## Work to complete:
Write out each record below exactly as it appears, with no pictures.

....

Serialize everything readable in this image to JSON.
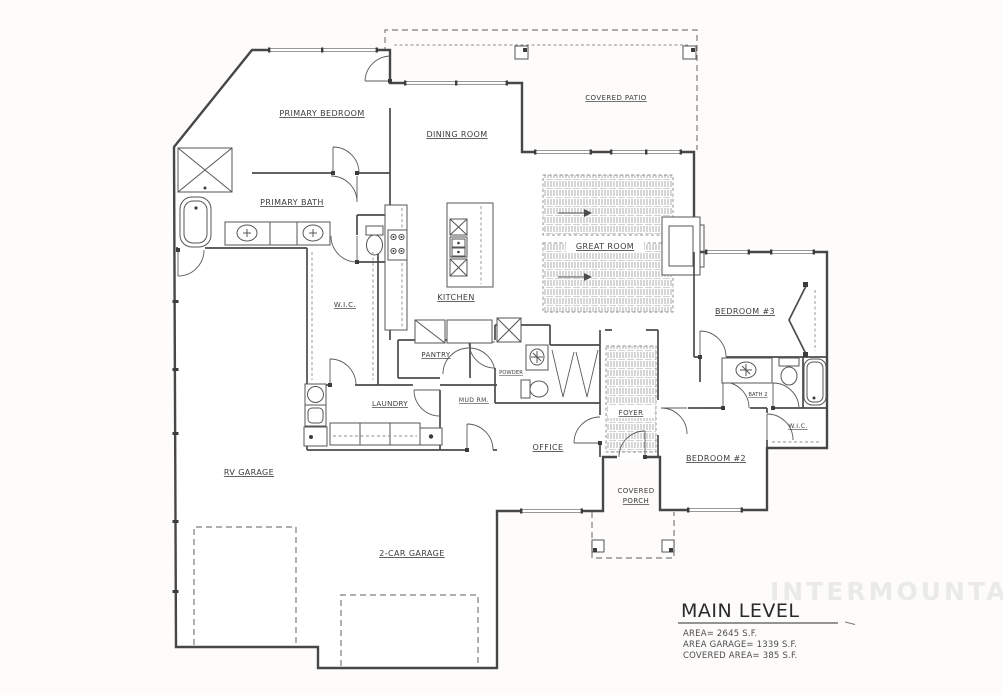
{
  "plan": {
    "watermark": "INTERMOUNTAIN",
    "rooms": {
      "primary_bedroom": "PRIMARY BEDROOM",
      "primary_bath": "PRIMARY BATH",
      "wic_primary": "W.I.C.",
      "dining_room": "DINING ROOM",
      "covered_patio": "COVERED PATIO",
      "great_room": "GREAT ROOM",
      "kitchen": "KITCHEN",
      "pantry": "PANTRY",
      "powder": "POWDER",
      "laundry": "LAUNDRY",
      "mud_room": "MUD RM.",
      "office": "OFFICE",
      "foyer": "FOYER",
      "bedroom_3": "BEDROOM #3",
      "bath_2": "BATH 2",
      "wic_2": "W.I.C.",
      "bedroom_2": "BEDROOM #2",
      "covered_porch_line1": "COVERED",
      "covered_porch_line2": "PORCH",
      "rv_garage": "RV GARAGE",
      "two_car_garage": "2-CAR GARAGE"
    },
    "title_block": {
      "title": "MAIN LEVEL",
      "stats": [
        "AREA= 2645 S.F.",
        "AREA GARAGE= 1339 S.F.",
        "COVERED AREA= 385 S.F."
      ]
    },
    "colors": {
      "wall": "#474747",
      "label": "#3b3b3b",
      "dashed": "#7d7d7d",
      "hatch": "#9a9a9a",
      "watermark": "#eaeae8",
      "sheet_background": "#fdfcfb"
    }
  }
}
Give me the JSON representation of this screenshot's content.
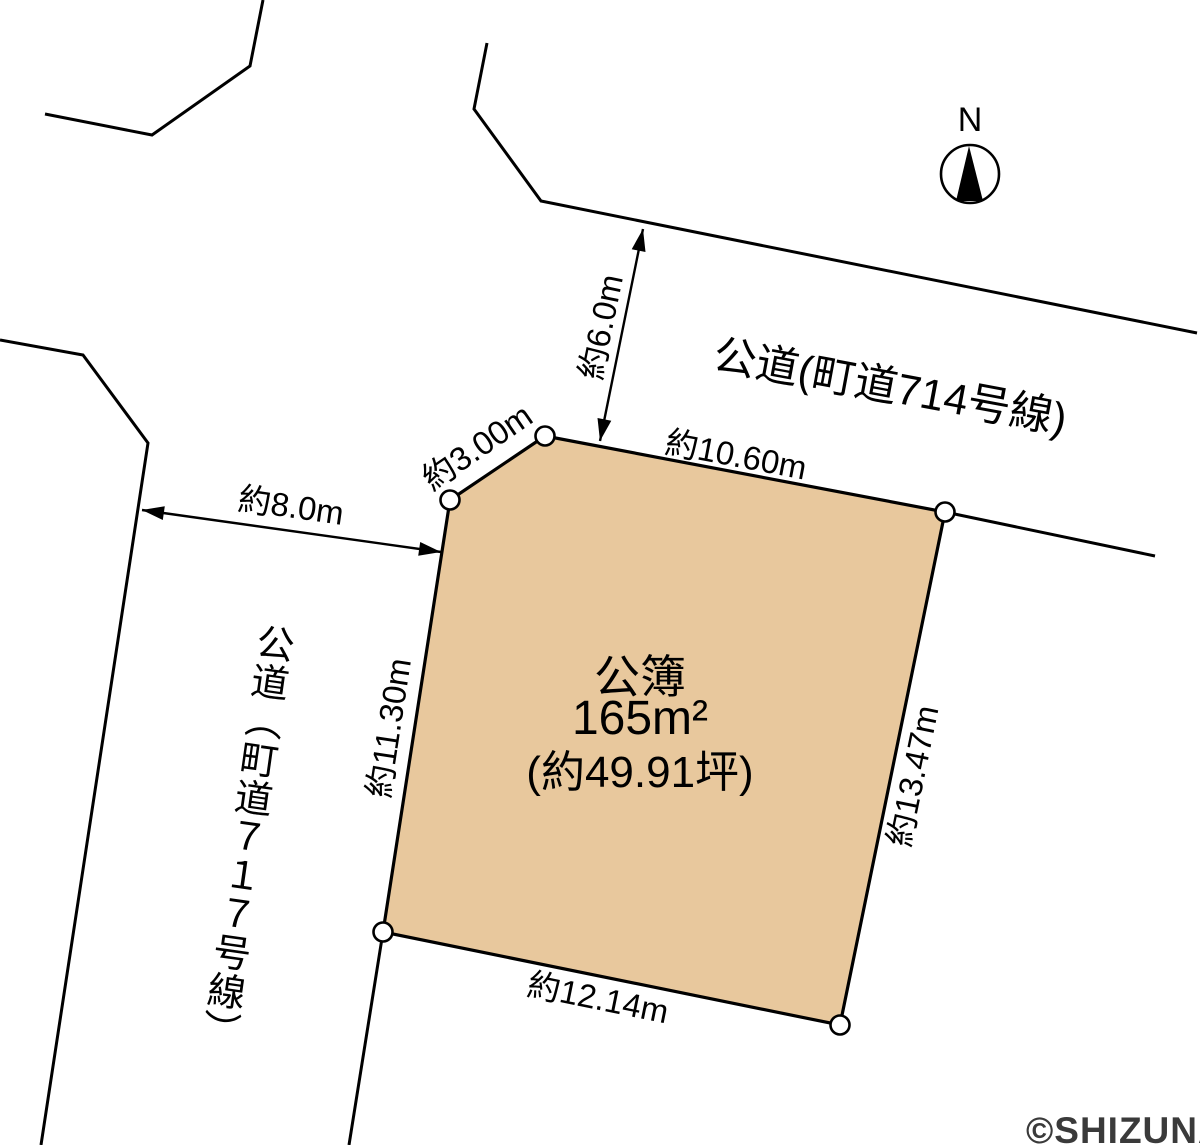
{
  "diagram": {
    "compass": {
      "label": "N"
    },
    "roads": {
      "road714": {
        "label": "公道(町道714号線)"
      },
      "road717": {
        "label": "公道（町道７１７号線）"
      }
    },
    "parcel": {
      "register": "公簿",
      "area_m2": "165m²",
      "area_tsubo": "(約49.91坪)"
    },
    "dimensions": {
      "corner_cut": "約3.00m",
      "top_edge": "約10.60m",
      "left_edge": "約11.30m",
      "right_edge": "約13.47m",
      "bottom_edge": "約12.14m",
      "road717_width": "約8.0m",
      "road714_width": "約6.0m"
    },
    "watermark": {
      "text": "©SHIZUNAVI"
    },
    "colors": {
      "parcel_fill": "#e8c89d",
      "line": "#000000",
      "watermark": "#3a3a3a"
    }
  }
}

....

## Solved problem:
Serialize everything readable in this image to JSON.
{
  "plan": {
    "watermark": "INTERMOUNTAIN",
    "rooms": {
      "primary_bedroom": "PRIMARY BEDROOM",
      "primary_bath": "PRIMARY BATH",
      "wic_primary": "W.I.C.",
      "dining_room": "DINING ROOM",
      "covered_patio": "COVERED PATIO",
      "great_room": "GREAT ROOM",
      "kitchen": "KITCHEN",
      "pantry": "PANTRY",
      "powder": "POWDER",
      "laundry": "LAUNDRY",
      "mud_room": "MUD RM.",
      "office": "OFFICE",
      "foyer": "FOYER",
      "bedroom_3": "BEDROOM #3",
      "bath_2": "BATH 2",
      "wic_2": "W.I.C.",
      "bedroom_2": "BEDROOM #2",
      "covered_porch_line1": "COVERED",
      "covered_porch_line2": "PORCH",
      "rv_garage": "RV GARAGE",
      "two_car_garage": "2-CAR GARAGE"
    },
    "title_block": {
      "title": "MAIN LEVEL",
      "stats": [
        "AREA= 2645 S.F.",
        "AREA GARAGE= 1339 S.F.",
        "COVERED AREA= 385 S.F."
      ]
    },
    "colors": {
      "wall": "#474747",
      "label": "#3b3b3b",
      "dashed": "#7d7d7d",
      "hatch": "#9a9a9a",
      "watermark": "#eaeae8",
      "sheet_background": "#fdfcfb"
    }
  }
}
Give me the JSON representation of this screenshot's content.
{
  "diagram": {
    "compass": {
      "label": "N"
    },
    "roads": {
      "road714": {
        "label": "公道(町道714号線)"
      },
      "road717": {
        "label": "公道（町道７１７号線）"
      }
    },
    "parcel": {
      "register": "公簿",
      "area_m2": "165m²",
      "area_tsubo": "(約49.91坪)"
    },
    "dimensions": {
      "corner_cut": "約3.00m",
      "top_edge": "約10.60m",
      "left_edge": "約11.30m",
      "right_edge": "約13.47m",
      "bottom_edge": "約12.14m",
      "road717_width": "約8.0m",
      "road714_width": "約6.0m"
    },
    "watermark": {
      "text": "©SHIZUNAVI"
    },
    "colors": {
      "parcel_fill": "#e8c89d",
      "line": "#000000",
      "watermark": "#3a3a3a"
    }
  }
}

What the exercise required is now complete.